>> Start
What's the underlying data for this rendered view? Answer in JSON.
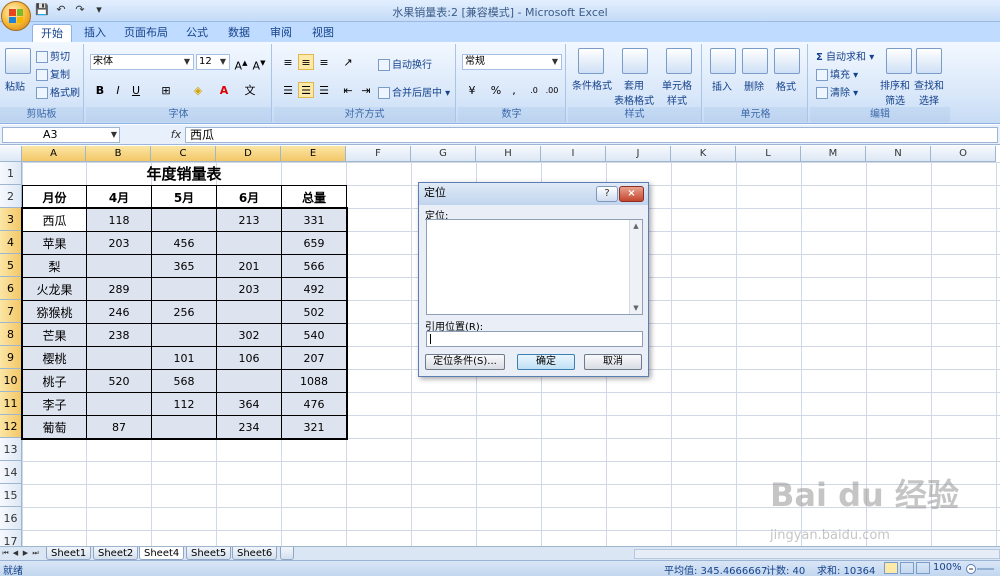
{
  "window": {
    "title": "水果销量表:2  [兼容模式] - Microsoft Excel"
  },
  "ribbon": {
    "tabs": [
      "开始",
      "插入",
      "页面布局",
      "公式",
      "数据",
      "审阅",
      "视图"
    ],
    "active_tab": "开始",
    "groups": {
      "clipboard": {
        "label": "剪贴板",
        "paste": "粘贴",
        "cut": "剪切",
        "copy": "复制",
        "format_painter": "格式刷"
      },
      "font": {
        "label": "字体",
        "font_name": "宋体",
        "font_size": "12",
        "bold": "B",
        "italic": "I",
        "underline": "U"
      },
      "alignment": {
        "label": "对齐方式",
        "wrap": "自动换行",
        "merge": "合并后居中"
      },
      "number": {
        "label": "数字",
        "format": "常规"
      },
      "styles": {
        "label": "样式",
        "cond_format": "条件格式",
        "table_format": "套用\n表格格式",
        "cell_style": "单元格\n样式"
      },
      "cells": {
        "label": "单元格",
        "insert": "插入",
        "delete": "删除",
        "format": "格式"
      },
      "editing": {
        "label": "编辑",
        "autosum": "自动求和",
        "fill": "填充",
        "clear": "清除",
        "sort": "排序和\n筛选",
        "find": "查找和\n选择"
      }
    }
  },
  "formula_bar": {
    "name_box": "A3",
    "fx": "fx",
    "content": "西瓜"
  },
  "sheet": {
    "columns": [
      "A",
      "B",
      "C",
      "D",
      "E",
      "F",
      "G",
      "H",
      "I",
      "J",
      "K",
      "L",
      "M",
      "N",
      "O"
    ],
    "rows": [
      "1",
      "2",
      "3",
      "4",
      "5",
      "6",
      "7",
      "8",
      "9",
      "10",
      "11",
      "12",
      "13",
      "14",
      "15",
      "16",
      "17"
    ],
    "table_title": "年度销量表",
    "headers": [
      "月份",
      "4月",
      "5月",
      "6月",
      "总量"
    ],
    "data": [
      [
        "西瓜",
        "118",
        "",
        "213",
        "331"
      ],
      [
        "苹果",
        "203",
        "456",
        "",
        "659"
      ],
      [
        "梨",
        "",
        "365",
        "201",
        "566"
      ],
      [
        "火龙果",
        "289",
        "",
        "203",
        "492"
      ],
      [
        "猕猴桃",
        "246",
        "256",
        "",
        "502"
      ],
      [
        "芒果",
        "238",
        "",
        "302",
        "540"
      ],
      [
        "樱桃",
        "",
        "101",
        "106",
        "207"
      ],
      [
        "桃子",
        "520",
        "568",
        "",
        "1088"
      ],
      [
        "李子",
        "",
        "112",
        "364",
        "476"
      ],
      [
        "葡萄",
        "87",
        "",
        "234",
        "321"
      ]
    ]
  },
  "dialog": {
    "title": "定位",
    "help": "?",
    "close": "×",
    "goto_label": "定位:",
    "reference_label": "引用位置(R):",
    "special_button": "定位条件(S)...",
    "ok_button": "确定",
    "cancel_button": "取消"
  },
  "sheet_tabs": [
    "Sheet1",
    "Sheet2",
    "Sheet4",
    "Sheet5",
    "Sheet6"
  ],
  "active_sheet": "Sheet4",
  "status": {
    "ready": "就绪",
    "average": "平均值: 345.4666667",
    "count": "计数: 40",
    "sum": "求和: 10364",
    "zoom": "100%"
  },
  "watermark": {
    "text": "Bai du 经验",
    "sub": "jingyan.baidu.com"
  }
}
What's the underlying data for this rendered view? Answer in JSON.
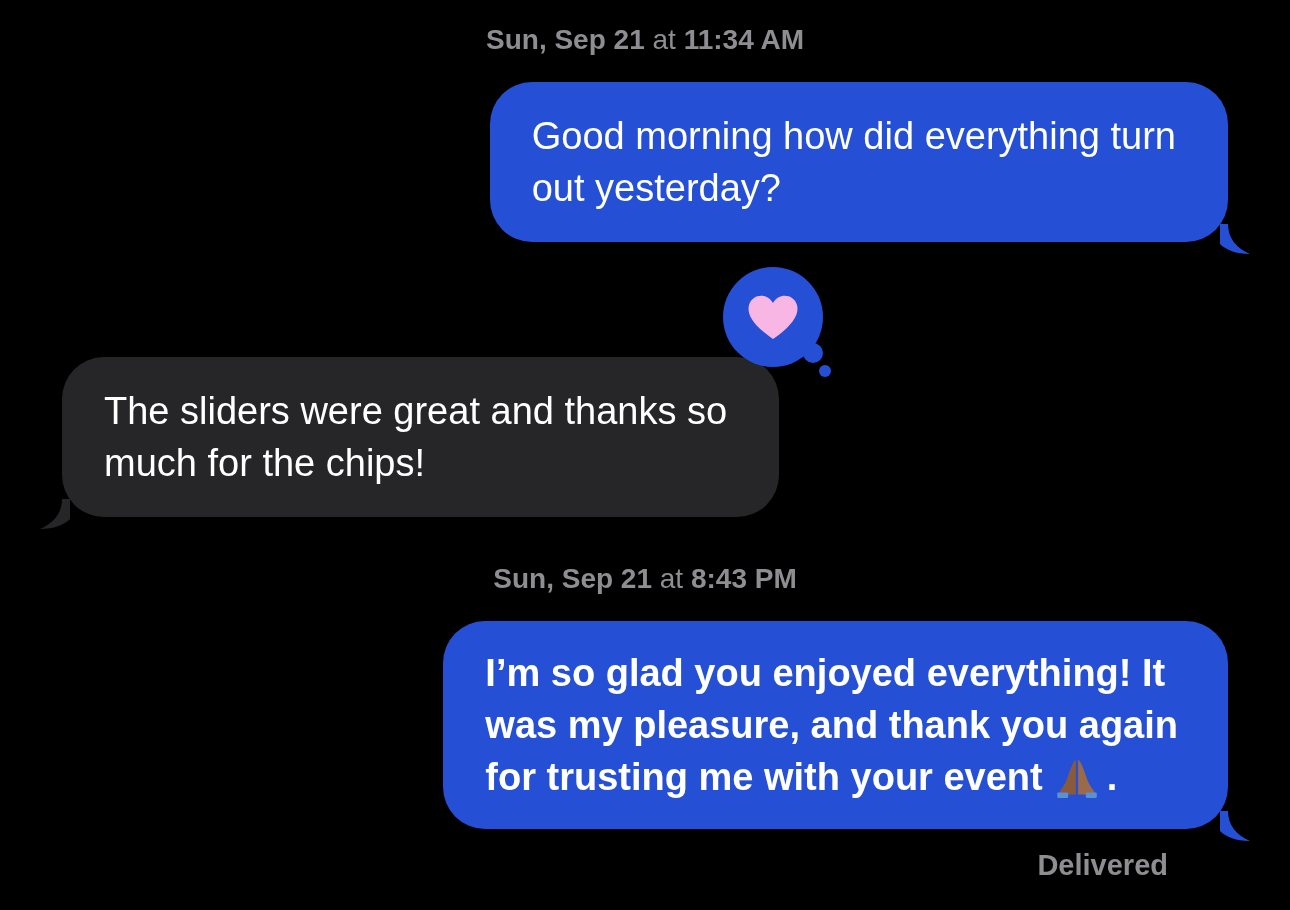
>> End
Quote the records above in full, dropping each picture.

▶ _WRITTEN RESPONSE_
What's the underlying data for this rendered view? Answer in JSON.
{
  "window": {
    "title": "水果销量表:2  [兼容模式] - Microsoft Excel"
  },
  "ribbon": {
    "tabs": [
      "开始",
      "插入",
      "页面布局",
      "公式",
      "数据",
      "审阅",
      "视图"
    ],
    "active_tab": "开始",
    "groups": {
      "clipboard": {
        "label": "剪贴板",
        "paste": "粘贴",
        "cut": "剪切",
        "copy": "复制",
        "format_painter": "格式刷"
      },
      "font": {
        "label": "字体",
        "font_name": "宋体",
        "font_size": "12",
        "bold": "B",
        "italic": "I",
        "underline": "U"
      },
      "alignment": {
        "label": "对齐方式",
        "wrap": "自动换行",
        "merge": "合并后居中"
      },
      "number": {
        "label": "数字",
        "format": "常规"
      },
      "styles": {
        "label": "样式",
        "cond_format": "条件格式",
        "table_format": "套用\n表格格式",
        "cell_style": "单元格\n样式"
      },
      "cells": {
        "label": "单元格",
        "insert": "插入",
        "delete": "删除",
        "format": "格式"
      },
      "editing": {
        "label": "编辑",
        "autosum": "自动求和",
        "fill": "填充",
        "clear": "清除",
        "sort": "排序和\n筛选",
        "find": "查找和\n选择"
      }
    }
  },
  "formula_bar": {
    "name_box": "A3",
    "fx": "fx",
    "content": "西瓜"
  },
  "sheet": {
    "columns": [
      "A",
      "B",
      "C",
      "D",
      "E",
      "F",
      "G",
      "H",
      "I",
      "J",
      "K",
      "L",
      "M",
      "N",
      "O"
    ],
    "rows": [
      "1",
      "2",
      "3",
      "4",
      "5",
      "6",
      "7",
      "8",
      "9",
      "10",
      "11",
      "12",
      "13",
      "14",
      "15",
      "16",
      "17"
    ],
    "table_title": "年度销量表",
    "headers": [
      "月份",
      "4月",
      "5月",
      "6月",
      "总量"
    ],
    "data": [
      [
        "西瓜",
        "118",
        "",
        "213",
        "331"
      ],
      [
        "苹果",
        "203",
        "456",
        "",
        "659"
      ],
      [
        "梨",
        "",
        "365",
        "201",
        "566"
      ],
      [
        "火龙果",
        "289",
        "",
        "203",
        "492"
      ],
      [
        "猕猴桃",
        "246",
        "256",
        "",
        "502"
      ],
      [
        "芒果",
        "238",
        "",
        "302",
        "540"
      ],
      [
        "樱桃",
        "",
        "101",
        "106",
        "207"
      ],
      [
        "桃子",
        "520",
        "568",
        "",
        "1088"
      ],
      [
        "李子",
        "",
        "112",
        "364",
        "476"
      ],
      [
        "葡萄",
        "87",
        "",
        "234",
        "321"
      ]
    ]
  },
  "dialog": {
    "title": "定位",
    "help": "?",
    "close": "×",
    "goto_label": "定位:",
    "reference_label": "引用位置(R):",
    "special_button": "定位条件(S)...",
    "ok_button": "确定",
    "cancel_button": "取消"
  },
  "sheet_tabs": [
    "Sheet1",
    "Sheet2",
    "Sheet4",
    "Sheet5",
    "Sheet6"
  ],
  "active_sheet": "Sheet4",
  "status": {
    "ready": "就绪",
    "average": "平均值: 345.4666667",
    "count": "计数: 40",
    "sum": "求和: 10364",
    "zoom": "100%"
  },
  "watermark": {
    "text": "Bai du 经验",
    "sub": "jingyan.baidu.com"
  }
}
What's the underlying data for this rendered view? Answer in JSON.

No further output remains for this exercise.